= Task =
Reproduce each line of the entries below verbatim, omitting the pictures from your answer.

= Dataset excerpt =
^^^^^^^^

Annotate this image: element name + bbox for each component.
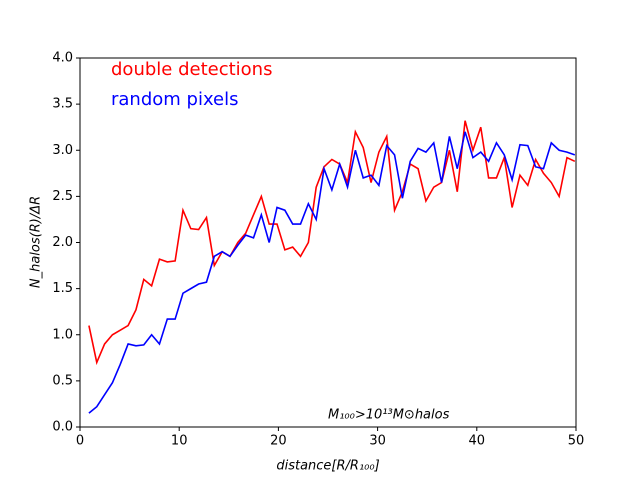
y-tick-label: 1.5 [52, 281, 73, 296]
y-tick-label: 4.0 [52, 51, 73, 66]
x-tick-label: 40 [469, 434, 486, 449]
y-tick-label: 2.0 [52, 235, 73, 250]
legend-label: random pixels [111, 89, 239, 110]
annotation: M₁₀₀>10¹³M⊙halos [328, 408, 450, 423]
x-tick-label: 10 [171, 434, 188, 449]
x-tick-label: 20 [270, 434, 287, 449]
line-series [88, 131, 576, 414]
y-tick-label: 1.0 [52, 327, 73, 342]
x-axis-label: distance[R/R₁₀₀] [276, 459, 379, 474]
line-series [88, 120, 576, 366]
y-tick-label: 3.0 [52, 143, 73, 158]
y-tick-label: 3.5 [52, 97, 73, 112]
y-tick-label: 2.5 [52, 189, 73, 204]
x-tick-label: 0 [76, 434, 84, 449]
y-tick-label: 0.5 [52, 373, 73, 388]
x-tick-label: 50 [568, 434, 585, 449]
legend-label: double detections [111, 59, 272, 80]
y-tick-label: 0.0 [52, 420, 73, 435]
y-axis-label: N_halos(R)/ΔR [29, 196, 44, 288]
axes-frame [79, 57, 577, 428]
x-tick-label: 30 [369, 434, 386, 449]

^^^^^^^^

= Solution for this task =
Annotate this image: element name + bbox for each component.
y-tick-label: 1.5 [52, 281, 73, 296]
y-tick-label: 4.0 [52, 51, 73, 66]
x-tick-label: 40 [469, 434, 486, 449]
y-tick-label: 2.0 [52, 235, 73, 250]
legend-label: random pixels [111, 89, 239, 110]
annotation: M₁₀₀>10¹³M⊙halos [328, 408, 450, 423]
x-tick-label: 10 [171, 434, 188, 449]
x-tick-label: 20 [270, 434, 287, 449]
line-series [88, 131, 576, 414]
y-tick-label: 1.0 [52, 327, 73, 342]
x-axis-label: distance[R/R₁₀₀] [276, 459, 379, 474]
line-series [88, 120, 576, 366]
y-tick-label: 3.0 [52, 143, 73, 158]
y-tick-label: 3.5 [52, 97, 73, 112]
y-tick-label: 2.5 [52, 189, 73, 204]
x-tick-label: 0 [76, 434, 84, 449]
y-tick-label: 0.5 [52, 373, 73, 388]
x-tick-label: 50 [568, 434, 585, 449]
legend-label: double detections [111, 59, 272, 80]
y-tick-label: 0.0 [52, 420, 73, 435]
y-axis-label: N_halos(R)/ΔR [29, 196, 44, 288]
axes-frame [79, 57, 577, 428]
x-tick-label: 30 [369, 434, 386, 449]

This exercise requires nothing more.